▸ Task instructions
Repeat each line exactly as it is written.
== == ==
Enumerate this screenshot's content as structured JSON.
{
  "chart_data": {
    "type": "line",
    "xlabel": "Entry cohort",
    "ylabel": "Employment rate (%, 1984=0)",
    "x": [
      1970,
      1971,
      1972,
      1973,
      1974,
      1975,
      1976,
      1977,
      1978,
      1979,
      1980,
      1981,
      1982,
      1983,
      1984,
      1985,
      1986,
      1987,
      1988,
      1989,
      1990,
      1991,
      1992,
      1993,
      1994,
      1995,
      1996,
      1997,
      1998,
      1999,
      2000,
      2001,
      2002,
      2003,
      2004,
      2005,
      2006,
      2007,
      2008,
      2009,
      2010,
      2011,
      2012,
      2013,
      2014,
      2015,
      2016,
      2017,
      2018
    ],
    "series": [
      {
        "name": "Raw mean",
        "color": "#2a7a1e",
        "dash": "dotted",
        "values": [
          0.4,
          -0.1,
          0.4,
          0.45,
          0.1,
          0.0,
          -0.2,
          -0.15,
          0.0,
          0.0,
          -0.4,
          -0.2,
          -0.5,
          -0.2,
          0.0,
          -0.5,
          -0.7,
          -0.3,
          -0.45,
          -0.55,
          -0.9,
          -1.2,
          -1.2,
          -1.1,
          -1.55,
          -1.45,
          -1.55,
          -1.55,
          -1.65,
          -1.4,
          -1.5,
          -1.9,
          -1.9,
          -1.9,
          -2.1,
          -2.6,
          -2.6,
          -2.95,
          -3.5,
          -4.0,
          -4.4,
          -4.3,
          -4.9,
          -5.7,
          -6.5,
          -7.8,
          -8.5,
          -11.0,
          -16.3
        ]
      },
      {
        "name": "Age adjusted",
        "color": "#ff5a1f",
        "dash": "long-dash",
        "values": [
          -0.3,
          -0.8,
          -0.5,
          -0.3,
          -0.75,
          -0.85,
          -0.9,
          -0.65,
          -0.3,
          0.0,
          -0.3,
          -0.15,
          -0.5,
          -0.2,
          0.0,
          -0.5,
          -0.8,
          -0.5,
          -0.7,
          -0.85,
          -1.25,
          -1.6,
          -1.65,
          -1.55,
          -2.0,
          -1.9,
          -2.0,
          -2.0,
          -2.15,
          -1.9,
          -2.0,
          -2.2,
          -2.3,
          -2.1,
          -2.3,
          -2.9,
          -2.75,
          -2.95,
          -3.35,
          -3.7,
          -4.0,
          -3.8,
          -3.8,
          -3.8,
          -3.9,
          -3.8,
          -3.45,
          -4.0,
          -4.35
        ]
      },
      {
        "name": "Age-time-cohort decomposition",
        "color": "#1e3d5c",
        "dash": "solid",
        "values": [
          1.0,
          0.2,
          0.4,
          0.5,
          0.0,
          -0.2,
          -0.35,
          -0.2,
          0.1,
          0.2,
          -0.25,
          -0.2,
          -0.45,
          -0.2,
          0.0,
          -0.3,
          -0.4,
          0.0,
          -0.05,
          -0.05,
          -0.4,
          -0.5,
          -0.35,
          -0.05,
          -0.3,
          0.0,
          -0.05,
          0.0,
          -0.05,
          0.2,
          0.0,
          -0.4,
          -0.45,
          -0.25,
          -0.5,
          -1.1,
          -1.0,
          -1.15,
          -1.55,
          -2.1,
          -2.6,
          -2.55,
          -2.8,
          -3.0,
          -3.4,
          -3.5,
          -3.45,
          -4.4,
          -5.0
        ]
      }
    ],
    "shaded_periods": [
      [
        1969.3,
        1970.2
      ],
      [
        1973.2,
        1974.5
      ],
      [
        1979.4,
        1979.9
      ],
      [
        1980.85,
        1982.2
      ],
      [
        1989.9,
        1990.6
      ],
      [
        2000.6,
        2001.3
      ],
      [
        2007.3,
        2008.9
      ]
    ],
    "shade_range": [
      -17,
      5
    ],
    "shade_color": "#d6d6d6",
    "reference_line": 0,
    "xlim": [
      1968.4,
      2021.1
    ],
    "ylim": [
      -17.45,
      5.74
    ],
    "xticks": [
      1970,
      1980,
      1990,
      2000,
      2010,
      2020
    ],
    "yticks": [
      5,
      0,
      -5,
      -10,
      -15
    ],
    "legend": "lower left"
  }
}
== == ==
▸ Complete answer
Enumerate this screenshot's content as structured JSON.
{
  "chart_data": {
    "type": "line",
    "xlabel": "Entry cohort",
    "ylabel": "Employment rate (%, 1984=0)",
    "x": [
      1970,
      1971,
      1972,
      1973,
      1974,
      1975,
      1976,
      1977,
      1978,
      1979,
      1980,
      1981,
      1982,
      1983,
      1984,
      1985,
      1986,
      1987,
      1988,
      1989,
      1990,
      1991,
      1992,
      1993,
      1994,
      1995,
      1996,
      1997,
      1998,
      1999,
      2000,
      2001,
      2002,
      2003,
      2004,
      2005,
      2006,
      2007,
      2008,
      2009,
      2010,
      2011,
      2012,
      2013,
      2014,
      2015,
      2016,
      2017,
      2018
    ],
    "series": [
      {
        "name": "Raw mean",
        "color": "#2a7a1e",
        "dash": "dotted",
        "values": [
          0.4,
          -0.1,
          0.4,
          0.45,
          0.1,
          0.0,
          -0.2,
          -0.15,
          0.0,
          0.0,
          -0.4,
          -0.2,
          -0.5,
          -0.2,
          0.0,
          -0.5,
          -0.7,
          -0.3,
          -0.45,
          -0.55,
          -0.9,
          -1.2,
          -1.2,
          -1.1,
          -1.55,
          -1.45,
          -1.55,
          -1.55,
          -1.65,
          -1.4,
          -1.5,
          -1.9,
          -1.9,
          -1.9,
          -2.1,
          -2.6,
          -2.6,
          -2.95,
          -3.5,
          -4.0,
          -4.4,
          -4.3,
          -4.9,
          -5.7,
          -6.5,
          -7.8,
          -8.5,
          -11.0,
          -16.3
        ]
      },
      {
        "name": "Age adjusted",
        "color": "#ff5a1f",
        "dash": "long-dash",
        "values": [
          -0.3,
          -0.8,
          -0.5,
          -0.3,
          -0.75,
          -0.85,
          -0.9,
          -0.65,
          -0.3,
          0.0,
          -0.3,
          -0.15,
          -0.5,
          -0.2,
          0.0,
          -0.5,
          -0.8,
          -0.5,
          -0.7,
          -0.85,
          -1.25,
          -1.6,
          -1.65,
          -1.55,
          -2.0,
          -1.9,
          -2.0,
          -2.0,
          -2.15,
          -1.9,
          -2.0,
          -2.2,
          -2.3,
          -2.1,
          -2.3,
          -2.9,
          -2.75,
          -2.95,
          -3.35,
          -3.7,
          -4.0,
          -3.8,
          -3.8,
          -3.8,
          -3.9,
          -3.8,
          -3.45,
          -4.0,
          -4.35
        ]
      },
      {
        "name": "Age-time-cohort decomposition",
        "color": "#1e3d5c",
        "dash": "solid",
        "values": [
          1.0,
          0.2,
          0.4,
          0.5,
          0.0,
          -0.2,
          -0.35,
          -0.2,
          0.1,
          0.2,
          -0.25,
          -0.2,
          -0.45,
          -0.2,
          0.0,
          -0.3,
          -0.4,
          0.0,
          -0.05,
          -0.05,
          -0.4,
          -0.5,
          -0.35,
          -0.05,
          -0.3,
          0.0,
          -0.05,
          0.0,
          -0.05,
          0.2,
          0.0,
          -0.4,
          -0.45,
          -0.25,
          -0.5,
          -1.1,
          -1.0,
          -1.15,
          -1.55,
          -2.1,
          -2.6,
          -2.55,
          -2.8,
          -3.0,
          -3.4,
          -3.5,
          -3.45,
          -4.4,
          -5.0
        ]
      }
    ],
    "shaded_periods": [
      [
        1969.3,
        1970.2
      ],
      [
        1973.2,
        1974.5
      ],
      [
        1979.4,
        1979.9
      ],
      [
        1980.85,
        1982.2
      ],
      [
        1989.9,
        1990.6
      ],
      [
        2000.6,
        2001.3
      ],
      [
        2007.3,
        2008.9
      ]
    ],
    "shade_range": [
      -17,
      5
    ],
    "shade_color": "#d6d6d6",
    "reference_line": 0,
    "xlim": [
      1968.4,
      2021.1
    ],
    "ylim": [
      -17.45,
      5.74
    ],
    "xticks": [
      1970,
      1980,
      1990,
      2000,
      2010,
      2020
    ],
    "yticks": [
      5,
      0,
      -5,
      -10,
      -15
    ],
    "legend": "lower left"
  }
}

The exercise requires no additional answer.